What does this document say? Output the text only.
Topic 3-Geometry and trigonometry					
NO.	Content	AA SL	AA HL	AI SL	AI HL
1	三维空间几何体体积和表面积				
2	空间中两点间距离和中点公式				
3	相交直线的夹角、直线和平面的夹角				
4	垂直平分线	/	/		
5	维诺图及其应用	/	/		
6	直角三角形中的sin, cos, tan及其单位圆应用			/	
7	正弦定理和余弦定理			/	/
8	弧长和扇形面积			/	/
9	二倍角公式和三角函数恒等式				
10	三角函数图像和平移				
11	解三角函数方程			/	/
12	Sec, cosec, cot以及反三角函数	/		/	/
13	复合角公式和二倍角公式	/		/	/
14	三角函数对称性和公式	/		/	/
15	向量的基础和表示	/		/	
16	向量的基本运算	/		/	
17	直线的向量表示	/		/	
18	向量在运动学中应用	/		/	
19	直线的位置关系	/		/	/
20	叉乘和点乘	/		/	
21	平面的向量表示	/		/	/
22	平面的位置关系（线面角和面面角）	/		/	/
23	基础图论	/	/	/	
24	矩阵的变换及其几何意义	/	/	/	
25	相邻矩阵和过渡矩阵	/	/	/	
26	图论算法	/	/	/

==============================

■ Description of the task
Output every line above without altering anything.

■ Result
What does this document say? Output the text only.
Topic 3-Geometry and trigonometry					
NO.	Content	AA SL	AA HL	AI SL	AI HL
1	三维空间几何体体积和表面积				
2	空间中两点间距离和中点公式				
3	相交直线的夹角、直线和平面的夹角				
4	垂直平分线	/	/		
5	维诺图及其应用	/	/		
6	直角三角形中的sin, cos, tan及其单位圆应用			/	
7	正弦定理和余弦定理			/	/
8	弧长和扇形面积			/	/
9	二倍角公式和三角函数恒等式				
10	三角函数图像和平移				
11	解三角函数方程			/	/
12	Sec, cosec, cot以及反三角函数	/		/	/
13	复合角公式和二倍角公式	/		/	/
14	三角函数对称性和公式	/		/	/
15	向量的基础和表示	/		/	
16	向量的基本运算	/		/	
17	直线的向量表示	/		/	
18	向量在运动学中应用	/		/	
19	直线的位置关系	/		/	/
20	叉乘和点乘	/		/	
21	平面的向量表示	/		/	/
22	平面的位置关系（线面角和面面角）	/		/	/
23	基础图论	/	/	/	
24	矩阵的变换及其几何意义	/	/	/	
25	相邻矩阵和过渡矩阵	/	/	/	
26	图论算法	/	/	/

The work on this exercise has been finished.